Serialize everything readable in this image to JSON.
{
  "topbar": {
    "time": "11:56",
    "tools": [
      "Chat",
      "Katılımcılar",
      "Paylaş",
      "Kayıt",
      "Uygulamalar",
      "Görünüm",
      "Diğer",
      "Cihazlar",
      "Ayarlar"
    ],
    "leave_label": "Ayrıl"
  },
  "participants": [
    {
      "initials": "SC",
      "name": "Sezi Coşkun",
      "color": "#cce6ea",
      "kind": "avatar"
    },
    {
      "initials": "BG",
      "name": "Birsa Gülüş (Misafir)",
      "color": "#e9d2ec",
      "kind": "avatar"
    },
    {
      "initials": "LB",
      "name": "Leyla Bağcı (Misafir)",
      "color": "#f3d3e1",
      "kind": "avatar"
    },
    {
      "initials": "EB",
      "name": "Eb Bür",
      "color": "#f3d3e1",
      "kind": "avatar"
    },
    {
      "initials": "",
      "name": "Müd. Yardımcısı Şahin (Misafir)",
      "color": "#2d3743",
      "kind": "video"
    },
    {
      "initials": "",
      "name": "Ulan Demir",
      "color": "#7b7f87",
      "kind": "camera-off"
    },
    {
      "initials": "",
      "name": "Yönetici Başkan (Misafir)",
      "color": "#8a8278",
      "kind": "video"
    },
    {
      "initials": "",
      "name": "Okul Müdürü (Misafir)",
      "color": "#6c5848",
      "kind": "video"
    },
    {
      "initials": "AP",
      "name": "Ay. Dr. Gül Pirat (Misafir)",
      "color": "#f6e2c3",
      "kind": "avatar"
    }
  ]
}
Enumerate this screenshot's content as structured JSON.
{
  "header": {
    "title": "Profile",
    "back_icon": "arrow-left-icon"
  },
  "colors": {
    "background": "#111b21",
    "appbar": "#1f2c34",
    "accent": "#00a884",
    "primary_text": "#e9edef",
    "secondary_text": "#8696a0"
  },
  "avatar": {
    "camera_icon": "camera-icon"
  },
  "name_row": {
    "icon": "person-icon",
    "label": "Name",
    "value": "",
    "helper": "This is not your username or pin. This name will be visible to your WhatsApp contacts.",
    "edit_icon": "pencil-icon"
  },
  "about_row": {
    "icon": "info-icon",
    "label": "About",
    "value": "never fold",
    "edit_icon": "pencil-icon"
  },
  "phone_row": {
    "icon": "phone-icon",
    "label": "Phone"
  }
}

WORK REQUIRED: Point out every line holding the string "Misafir" and copy it.

EXERCISE SOLUTION:
      "name": "Birsa Gülüş (Misafir)",
      "name": "Leyla Bağcı (Misafir)",
      "name": "Müd. Yardımcısı Şahin (Misafir)",
      "name": "Yönetici Başkan (Misafir)",
      "name": "Okul Müdürü (Misafir)",
      "name": "Ay. Dr. Gül Pirat (Misafir)",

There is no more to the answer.